Figure data in JSON -

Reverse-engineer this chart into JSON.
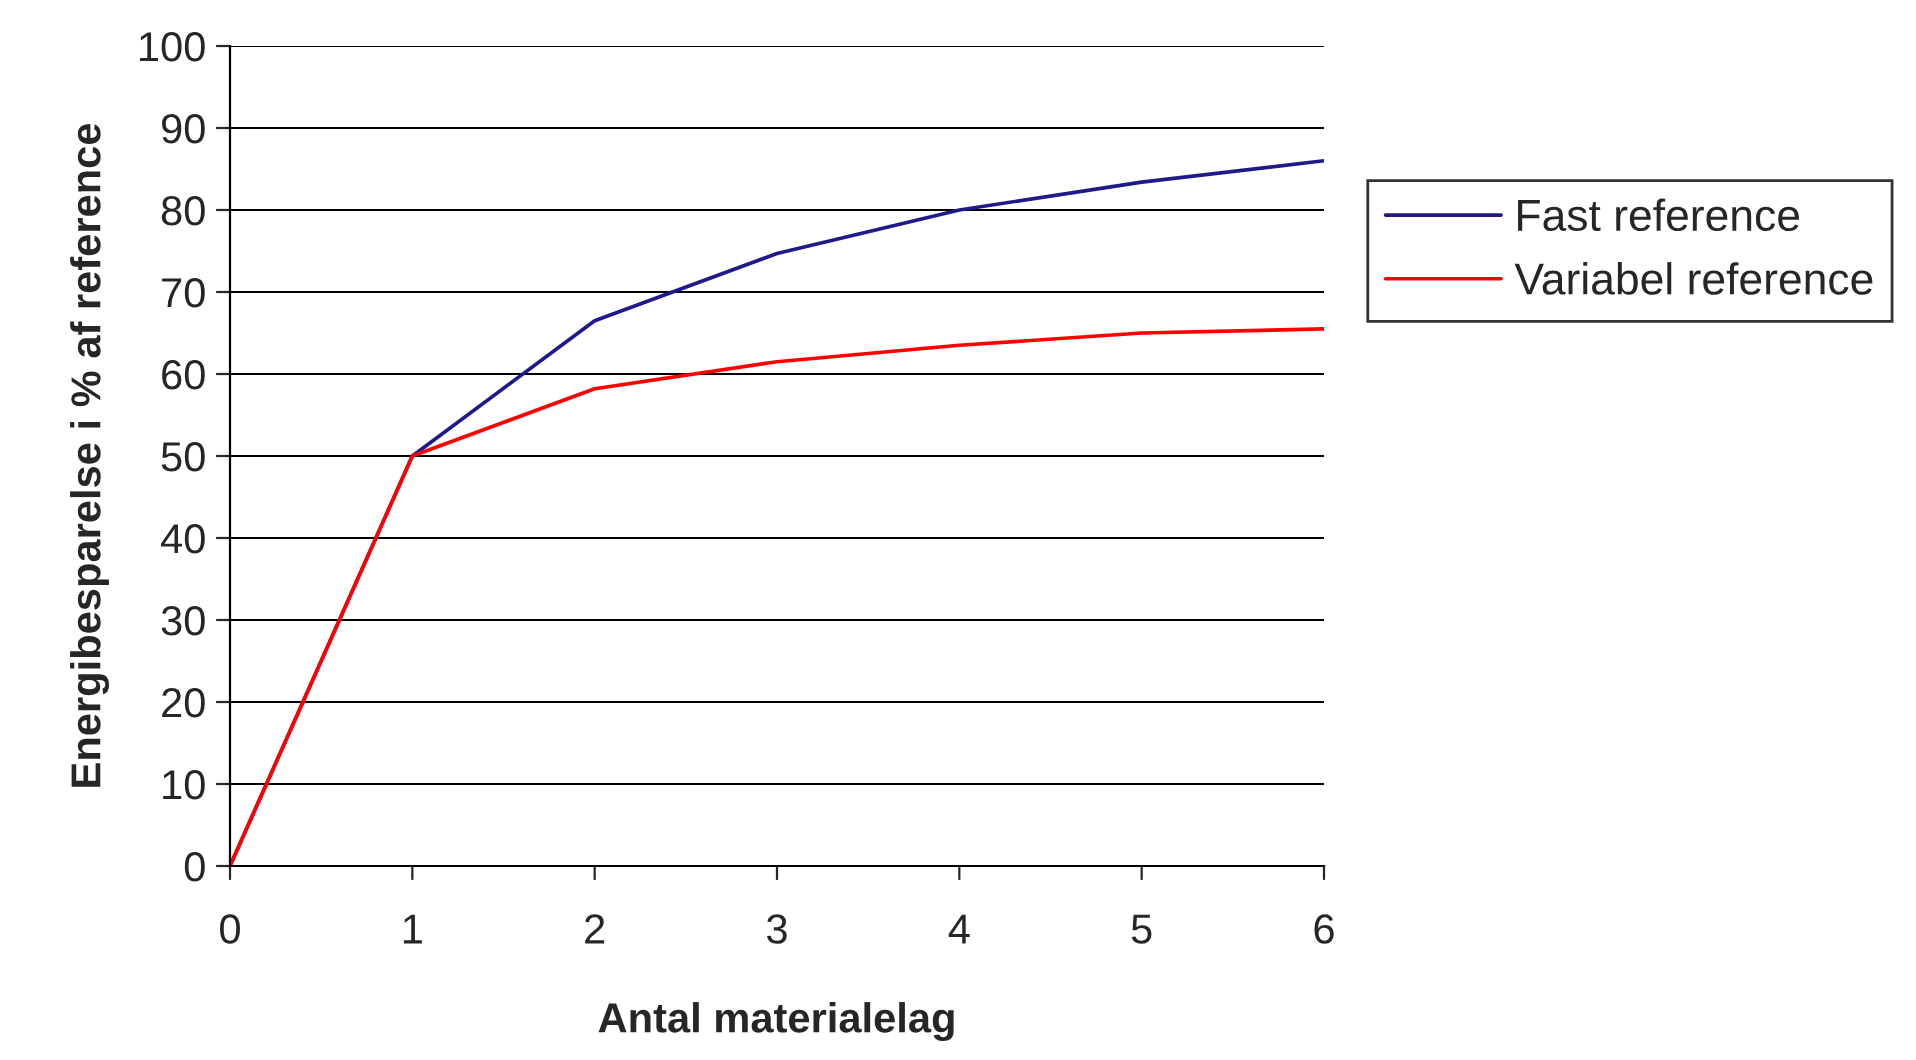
{
  "chart_data": {
    "type": "line",
    "xlabel": "Antal materialelag",
    "ylabel": "Energibesparelse i % af reference",
    "x": [
      0,
      1,
      2,
      3,
      4,
      5,
      6
    ],
    "series": [
      {
        "name": "Fast reference",
        "color": "#1f1a8a",
        "values": [
          0,
          50,
          66.5,
          74.7,
          80,
          83.4,
          86
        ]
      },
      {
        "name": "Variabel reference",
        "color": "#ff0000",
        "values": [
          0,
          50,
          58.2,
          61.5,
          63.5,
          65,
          65.5
        ]
      }
    ],
    "xlim": [
      0,
      6
    ],
    "xticks": [
      0,
      1,
      2,
      3,
      4,
      5,
      6
    ],
    "ylim": [
      0,
      100
    ],
    "yticks": [
      0,
      10,
      20,
      30,
      40,
      50,
      60,
      70,
      80,
      90,
      100
    ],
    "grid": "y",
    "legend": "right",
    "marker": "none",
    "line_style": "solid"
  }
}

Task objective - From start to finish, output the listing exactly, but omit its pictures.

Solution below -
Reverse-engineer this chart into JSON.
{
  "chart_data": {
    "type": "line",
    "xlabel": "Antal materialelag",
    "ylabel": "Energibesparelse i % af reference",
    "x": [
      0,
      1,
      2,
      3,
      4,
      5,
      6
    ],
    "series": [
      {
        "name": "Fast reference",
        "color": "#1f1a8a",
        "values": [
          0,
          50,
          66.5,
          74.7,
          80,
          83.4,
          86
        ]
      },
      {
        "name": "Variabel reference",
        "color": "#ff0000",
        "values": [
          0,
          50,
          58.2,
          61.5,
          63.5,
          65,
          65.5
        ]
      }
    ],
    "xlim": [
      0,
      6
    ],
    "xticks": [
      0,
      1,
      2,
      3,
      4,
      5,
      6
    ],
    "ylim": [
      0,
      100
    ],
    "yticks": [
      0,
      10,
      20,
      30,
      40,
      50,
      60,
      70,
      80,
      90,
      100
    ],
    "grid": "y",
    "legend": "right",
    "marker": "none",
    "line_style": "solid"
  }
}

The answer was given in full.